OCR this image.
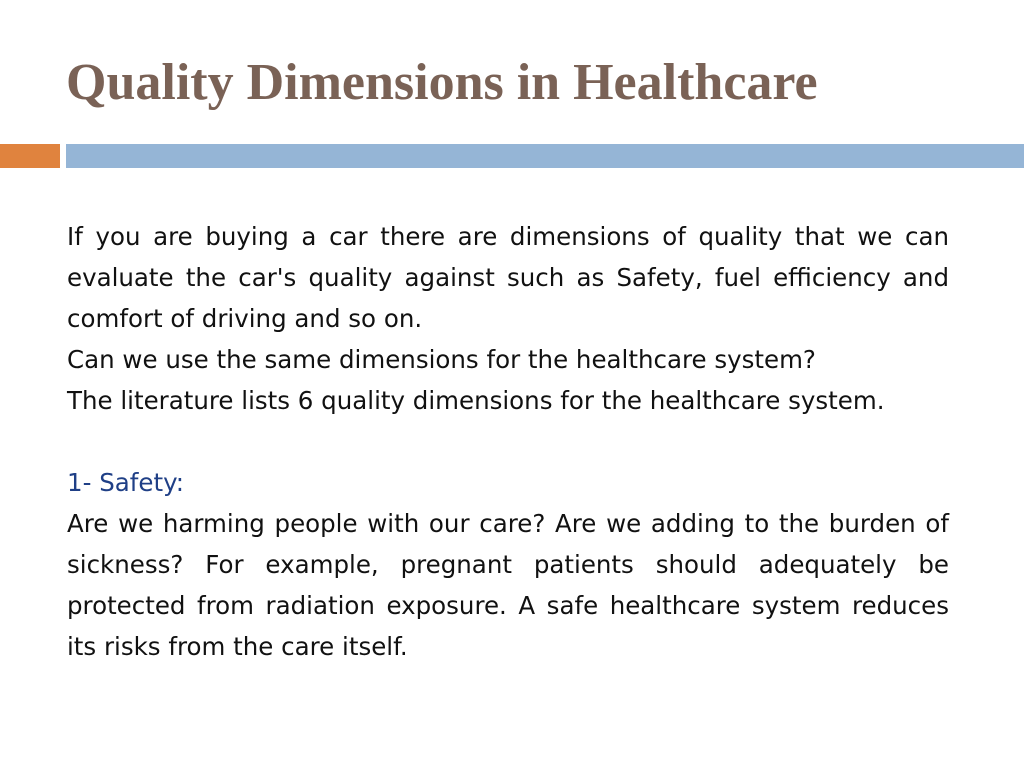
Quality Dimensions in Healthcare

If you are buying a car there are dimensions of quality that we can evaluate the car's quality against such as Safety, fuel efficiency and comfort of driving and so on.

Can we use the same dimensions for the healthcare system?

The literature lists 6 quality dimensions for the healthcare system.

1- Safety:

Are we harming people with our care? Are we adding to the burden of sickness? For example, pregnant patients should adequately be protected from radiation exposure. A safe healthcare system reduces its risks from the care itself.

▸ PROBLEM TO SOLVE
Output the whole listing exactly. Pictures stay out.

▸ ANSWER SECTION
OCR this image.
Quality Dimensions in Healthcare

If you are buying a car there are dimensions of quality that we can evaluate the car's quality against such as Safety, fuel efficiency and comfort of driving and so on.

Can we use the same dimensions for the healthcare system?

The literature lists 6 quality dimensions for the healthcare system.

1- Safety:

Are we harming people with our care? Are we adding to the burden of sickness? For example, pregnant patients should adequately be protected from radiation exposure. A safe healthcare system reduces its risks from the care itself.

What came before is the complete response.